WHAT YOU HAVE TO DO = Extract the complete listing and repeat it word for word.

Collected data entries:
** BEGIN **
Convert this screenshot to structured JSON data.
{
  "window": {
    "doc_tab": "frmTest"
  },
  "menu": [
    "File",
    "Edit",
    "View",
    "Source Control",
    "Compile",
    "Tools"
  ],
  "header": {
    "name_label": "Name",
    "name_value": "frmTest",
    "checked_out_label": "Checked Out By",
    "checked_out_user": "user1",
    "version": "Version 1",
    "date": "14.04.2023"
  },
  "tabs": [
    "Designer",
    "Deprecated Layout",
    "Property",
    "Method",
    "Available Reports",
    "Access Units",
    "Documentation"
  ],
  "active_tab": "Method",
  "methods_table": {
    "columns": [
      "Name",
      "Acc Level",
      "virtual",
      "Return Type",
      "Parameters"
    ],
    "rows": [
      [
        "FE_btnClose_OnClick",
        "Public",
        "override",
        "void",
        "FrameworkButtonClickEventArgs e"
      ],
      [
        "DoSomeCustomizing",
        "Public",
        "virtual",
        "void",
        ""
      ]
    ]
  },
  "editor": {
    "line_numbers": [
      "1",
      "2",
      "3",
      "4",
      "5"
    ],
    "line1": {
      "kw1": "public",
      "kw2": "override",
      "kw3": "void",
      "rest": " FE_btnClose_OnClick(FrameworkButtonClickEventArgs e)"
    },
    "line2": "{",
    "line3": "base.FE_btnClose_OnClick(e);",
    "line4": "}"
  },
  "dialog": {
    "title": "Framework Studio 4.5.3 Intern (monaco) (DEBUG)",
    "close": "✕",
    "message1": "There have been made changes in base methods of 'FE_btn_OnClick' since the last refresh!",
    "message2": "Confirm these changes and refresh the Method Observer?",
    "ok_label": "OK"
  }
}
** END **
SOLUTION TO THIS PROBLEM =
Convert this screenshot to structured JSON data.
{
  "window": {
    "doc_tab": "frmTest"
  },
  "menu": [
    "File",
    "Edit",
    "View",
    "Source Control",
    "Compile",
    "Tools"
  ],
  "header": {
    "name_label": "Name",
    "name_value": "frmTest",
    "checked_out_label": "Checked Out By",
    "checked_out_user": "user1",
    "version": "Version 1",
    "date": "14.04.2023"
  },
  "tabs": [
    "Designer",
    "Deprecated Layout",
    "Property",
    "Method",
    "Available Reports",
    "Access Units",
    "Documentation"
  ],
  "active_tab": "Method",
  "methods_table": {
    "columns": [
      "Name",
      "Acc Level",
      "virtual",
      "Return Type",
      "Parameters"
    ],
    "rows": [
      [
        "FE_btnClose_OnClick",
        "Public",
        "override",
        "void",
        "FrameworkButtonClickEventArgs e"
      ],
      [
        "DoSomeCustomizing",
        "Public",
        "virtual",
        "void",
        ""
      ]
    ]
  },
  "editor": {
    "line_numbers": [
      "1",
      "2",
      "3",
      "4",
      "5"
    ],
    "line1": {
      "kw1": "public",
      "kw2": "override",
      "kw3": "void",
      "rest": " FE_btnClose_OnClick(FrameworkButtonClickEventArgs e)"
    },
    "line2": "{",
    "line3": "base.FE_btnClose_OnClick(e);",
    "line4": "}"
  },
  "dialog": {
    "title": "Framework Studio 4.5.3 Intern (monaco) (DEBUG)",
    "close": "✕",
    "message1": "There have been made changes in base methods of 'FE_btn_OnClick' since the last refresh!",
    "message2": "Confirm these changes and refresh the Method Observer?",
    "ok_label": "OK"
  }
}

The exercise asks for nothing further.